WORK TO COMPLETE:
Extract every line of the material below and reproduce it faithfully.

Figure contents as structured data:

'''

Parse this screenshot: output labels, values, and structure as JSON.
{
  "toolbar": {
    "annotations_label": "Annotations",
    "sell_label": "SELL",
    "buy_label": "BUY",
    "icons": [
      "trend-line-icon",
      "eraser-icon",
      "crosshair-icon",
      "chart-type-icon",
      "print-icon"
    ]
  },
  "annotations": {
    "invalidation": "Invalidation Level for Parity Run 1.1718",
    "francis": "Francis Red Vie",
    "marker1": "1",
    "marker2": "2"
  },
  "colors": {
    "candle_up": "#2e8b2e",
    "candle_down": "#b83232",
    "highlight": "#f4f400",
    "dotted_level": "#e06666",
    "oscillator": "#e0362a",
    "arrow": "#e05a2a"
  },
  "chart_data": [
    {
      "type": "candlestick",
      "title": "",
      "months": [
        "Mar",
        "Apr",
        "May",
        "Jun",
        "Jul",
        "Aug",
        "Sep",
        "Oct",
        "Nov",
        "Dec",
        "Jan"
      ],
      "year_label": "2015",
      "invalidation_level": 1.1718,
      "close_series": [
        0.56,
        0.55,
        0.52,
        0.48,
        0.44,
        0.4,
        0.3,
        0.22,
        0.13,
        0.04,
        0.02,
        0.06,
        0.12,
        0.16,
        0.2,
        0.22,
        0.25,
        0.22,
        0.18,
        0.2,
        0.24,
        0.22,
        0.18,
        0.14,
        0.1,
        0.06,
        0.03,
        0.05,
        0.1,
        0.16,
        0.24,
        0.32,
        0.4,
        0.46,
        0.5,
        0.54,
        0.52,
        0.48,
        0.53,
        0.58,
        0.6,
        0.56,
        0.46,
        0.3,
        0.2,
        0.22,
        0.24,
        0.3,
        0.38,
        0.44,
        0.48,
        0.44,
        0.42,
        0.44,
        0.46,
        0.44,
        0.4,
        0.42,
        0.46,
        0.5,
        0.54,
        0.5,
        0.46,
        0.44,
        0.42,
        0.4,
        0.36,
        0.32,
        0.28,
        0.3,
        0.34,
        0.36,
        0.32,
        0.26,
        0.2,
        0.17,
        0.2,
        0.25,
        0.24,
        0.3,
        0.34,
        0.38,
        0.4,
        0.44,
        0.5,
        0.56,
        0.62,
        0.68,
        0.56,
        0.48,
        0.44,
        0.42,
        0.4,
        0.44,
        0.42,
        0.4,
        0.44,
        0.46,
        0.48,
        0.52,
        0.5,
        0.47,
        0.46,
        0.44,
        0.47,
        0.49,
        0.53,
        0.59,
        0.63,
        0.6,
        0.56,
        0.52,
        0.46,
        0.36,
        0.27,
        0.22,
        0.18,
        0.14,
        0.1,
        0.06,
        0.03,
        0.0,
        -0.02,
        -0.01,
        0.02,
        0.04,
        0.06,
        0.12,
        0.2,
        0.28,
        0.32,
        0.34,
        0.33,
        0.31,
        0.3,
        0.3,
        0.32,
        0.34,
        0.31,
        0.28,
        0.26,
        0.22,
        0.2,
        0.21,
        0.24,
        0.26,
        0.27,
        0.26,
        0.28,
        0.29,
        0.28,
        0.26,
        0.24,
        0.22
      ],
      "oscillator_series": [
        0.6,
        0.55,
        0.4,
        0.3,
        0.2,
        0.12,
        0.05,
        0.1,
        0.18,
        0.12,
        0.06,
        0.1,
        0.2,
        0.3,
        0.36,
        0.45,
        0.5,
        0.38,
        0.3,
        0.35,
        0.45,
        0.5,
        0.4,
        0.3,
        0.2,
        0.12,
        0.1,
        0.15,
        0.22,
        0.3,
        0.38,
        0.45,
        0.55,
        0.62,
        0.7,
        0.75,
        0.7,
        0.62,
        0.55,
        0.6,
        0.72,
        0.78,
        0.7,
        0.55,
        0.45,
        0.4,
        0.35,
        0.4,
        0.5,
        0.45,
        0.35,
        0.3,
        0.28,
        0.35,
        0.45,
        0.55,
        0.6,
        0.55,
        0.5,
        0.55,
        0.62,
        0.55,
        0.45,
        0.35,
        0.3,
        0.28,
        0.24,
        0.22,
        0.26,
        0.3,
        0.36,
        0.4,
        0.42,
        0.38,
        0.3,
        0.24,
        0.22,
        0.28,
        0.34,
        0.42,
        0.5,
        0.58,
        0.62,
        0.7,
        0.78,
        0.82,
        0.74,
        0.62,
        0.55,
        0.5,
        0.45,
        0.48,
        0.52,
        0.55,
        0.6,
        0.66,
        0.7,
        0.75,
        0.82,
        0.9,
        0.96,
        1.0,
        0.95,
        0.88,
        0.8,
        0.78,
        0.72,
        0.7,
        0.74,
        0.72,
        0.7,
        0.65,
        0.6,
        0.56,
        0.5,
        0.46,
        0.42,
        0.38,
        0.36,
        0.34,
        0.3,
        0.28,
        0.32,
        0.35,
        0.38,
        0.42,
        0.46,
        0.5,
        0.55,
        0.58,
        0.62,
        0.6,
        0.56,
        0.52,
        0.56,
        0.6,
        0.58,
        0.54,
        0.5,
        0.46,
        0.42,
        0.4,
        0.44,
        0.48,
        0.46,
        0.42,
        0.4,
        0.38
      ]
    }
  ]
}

'''

TASK SOLUTION:
Parse this screenshot: output labels, values, and structure as JSON.
{
  "toolbar": {
    "annotations_label": "Annotations",
    "sell_label": "SELL",
    "buy_label": "BUY",
    "icons": [
      "trend-line-icon",
      "eraser-icon",
      "crosshair-icon",
      "chart-type-icon",
      "print-icon"
    ]
  },
  "annotations": {
    "invalidation": "Invalidation Level for Parity Run 1.1718",
    "francis": "Francis Red Vie",
    "marker1": "1",
    "marker2": "2"
  },
  "colors": {
    "candle_up": "#2e8b2e",
    "candle_down": "#b83232",
    "highlight": "#f4f400",
    "dotted_level": "#e06666",
    "oscillator": "#e0362a",
    "arrow": "#e05a2a"
  },
  "chart_data": [
    {
      "type": "candlestick",
      "title": "",
      "months": [
        "Mar",
        "Apr",
        "May",
        "Jun",
        "Jul",
        "Aug",
        "Sep",
        "Oct",
        "Nov",
        "Dec",
        "Jan"
      ],
      "year_label": "2015",
      "invalidation_level": 1.1718,
      "close_series": [
        0.56,
        0.55,
        0.52,
        0.48,
        0.44,
        0.4,
        0.3,
        0.22,
        0.13,
        0.04,
        0.02,
        0.06,
        0.12,
        0.16,
        0.2,
        0.22,
        0.25,
        0.22,
        0.18,
        0.2,
        0.24,
        0.22,
        0.18,
        0.14,
        0.1,
        0.06,
        0.03,
        0.05,
        0.1,
        0.16,
        0.24,
        0.32,
        0.4,
        0.46,
        0.5,
        0.54,
        0.52,
        0.48,
        0.53,
        0.58,
        0.6,
        0.56,
        0.46,
        0.3,
        0.2,
        0.22,
        0.24,
        0.3,
        0.38,
        0.44,
        0.48,
        0.44,
        0.42,
        0.44,
        0.46,
        0.44,
        0.4,
        0.42,
        0.46,
        0.5,
        0.54,
        0.5,
        0.46,
        0.44,
        0.42,
        0.4,
        0.36,
        0.32,
        0.28,
        0.3,
        0.34,
        0.36,
        0.32,
        0.26,
        0.2,
        0.17,
        0.2,
        0.25,
        0.24,
        0.3,
        0.34,
        0.38,
        0.4,
        0.44,
        0.5,
        0.56,
        0.62,
        0.68,
        0.56,
        0.48,
        0.44,
        0.42,
        0.4,
        0.44,
        0.42,
        0.4,
        0.44,
        0.46,
        0.48,
        0.52,
        0.5,
        0.47,
        0.46,
        0.44,
        0.47,
        0.49,
        0.53,
        0.59,
        0.63,
        0.6,
        0.56,
        0.52,
        0.46,
        0.36,
        0.27,
        0.22,
        0.18,
        0.14,
        0.1,
        0.06,
        0.03,
        0.0,
        -0.02,
        -0.01,
        0.02,
        0.04,
        0.06,
        0.12,
        0.2,
        0.28,
        0.32,
        0.34,
        0.33,
        0.31,
        0.3,
        0.3,
        0.32,
        0.34,
        0.31,
        0.28,
        0.26,
        0.22,
        0.2,
        0.21,
        0.24,
        0.26,
        0.27,
        0.26,
        0.28,
        0.29,
        0.28,
        0.26,
        0.24,
        0.22
      ],
      "oscillator_series": [
        0.6,
        0.55,
        0.4,
        0.3,
        0.2,
        0.12,
        0.05,
        0.1,
        0.18,
        0.12,
        0.06,
        0.1,
        0.2,
        0.3,
        0.36,
        0.45,
        0.5,
        0.38,
        0.3,
        0.35,
        0.45,
        0.5,
        0.4,
        0.3,
        0.2,
        0.12,
        0.1,
        0.15,
        0.22,
        0.3,
        0.38,
        0.45,
        0.55,
        0.62,
        0.7,
        0.75,
        0.7,
        0.62,
        0.55,
        0.6,
        0.72,
        0.78,
        0.7,
        0.55,
        0.45,
        0.4,
        0.35,
        0.4,
        0.5,
        0.45,
        0.35,
        0.3,
        0.28,
        0.35,
        0.45,
        0.55,
        0.6,
        0.55,
        0.5,
        0.55,
        0.62,
        0.55,
        0.45,
        0.35,
        0.3,
        0.28,
        0.24,
        0.22,
        0.26,
        0.3,
        0.36,
        0.4,
        0.42,
        0.38,
        0.3,
        0.24,
        0.22,
        0.28,
        0.34,
        0.42,
        0.5,
        0.58,
        0.62,
        0.7,
        0.78,
        0.82,
        0.74,
        0.62,
        0.55,
        0.5,
        0.45,
        0.48,
        0.52,
        0.55,
        0.6,
        0.66,
        0.7,
        0.75,
        0.82,
        0.9,
        0.96,
        1.0,
        0.95,
        0.88,
        0.8,
        0.78,
        0.72,
        0.7,
        0.74,
        0.72,
        0.7,
        0.65,
        0.6,
        0.56,
        0.5,
        0.46,
        0.42,
        0.38,
        0.36,
        0.34,
        0.3,
        0.28,
        0.32,
        0.35,
        0.38,
        0.42,
        0.46,
        0.5,
        0.55,
        0.58,
        0.62,
        0.6,
        0.56,
        0.52,
        0.56,
        0.6,
        0.58,
        0.54,
        0.5,
        0.46,
        0.42,
        0.4,
        0.44,
        0.48,
        0.46,
        0.42,
        0.4,
        0.38
      ]
    }
  ]
}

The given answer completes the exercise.